--- start Data excerpts ---

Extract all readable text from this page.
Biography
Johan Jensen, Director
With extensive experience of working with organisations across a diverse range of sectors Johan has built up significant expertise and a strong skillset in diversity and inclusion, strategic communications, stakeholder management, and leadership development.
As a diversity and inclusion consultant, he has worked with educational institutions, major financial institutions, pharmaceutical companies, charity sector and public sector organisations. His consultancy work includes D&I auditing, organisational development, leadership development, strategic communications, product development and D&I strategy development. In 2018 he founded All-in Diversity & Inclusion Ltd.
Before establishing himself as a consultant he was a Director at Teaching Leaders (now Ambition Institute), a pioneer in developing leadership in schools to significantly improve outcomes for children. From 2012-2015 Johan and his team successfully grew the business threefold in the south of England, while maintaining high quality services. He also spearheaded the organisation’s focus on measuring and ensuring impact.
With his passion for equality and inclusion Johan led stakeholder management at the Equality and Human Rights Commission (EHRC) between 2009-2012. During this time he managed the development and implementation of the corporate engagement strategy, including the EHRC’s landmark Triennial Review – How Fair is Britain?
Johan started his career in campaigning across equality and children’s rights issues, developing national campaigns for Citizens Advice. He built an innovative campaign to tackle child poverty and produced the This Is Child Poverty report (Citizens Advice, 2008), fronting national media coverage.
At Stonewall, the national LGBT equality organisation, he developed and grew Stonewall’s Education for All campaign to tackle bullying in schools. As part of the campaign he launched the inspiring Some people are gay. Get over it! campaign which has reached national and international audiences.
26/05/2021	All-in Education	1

--- end Data excerpts ---

Work to complete: For the listing above, give the number of lines in which the string "strategic" occurs, and nothing else.

Full solution: 2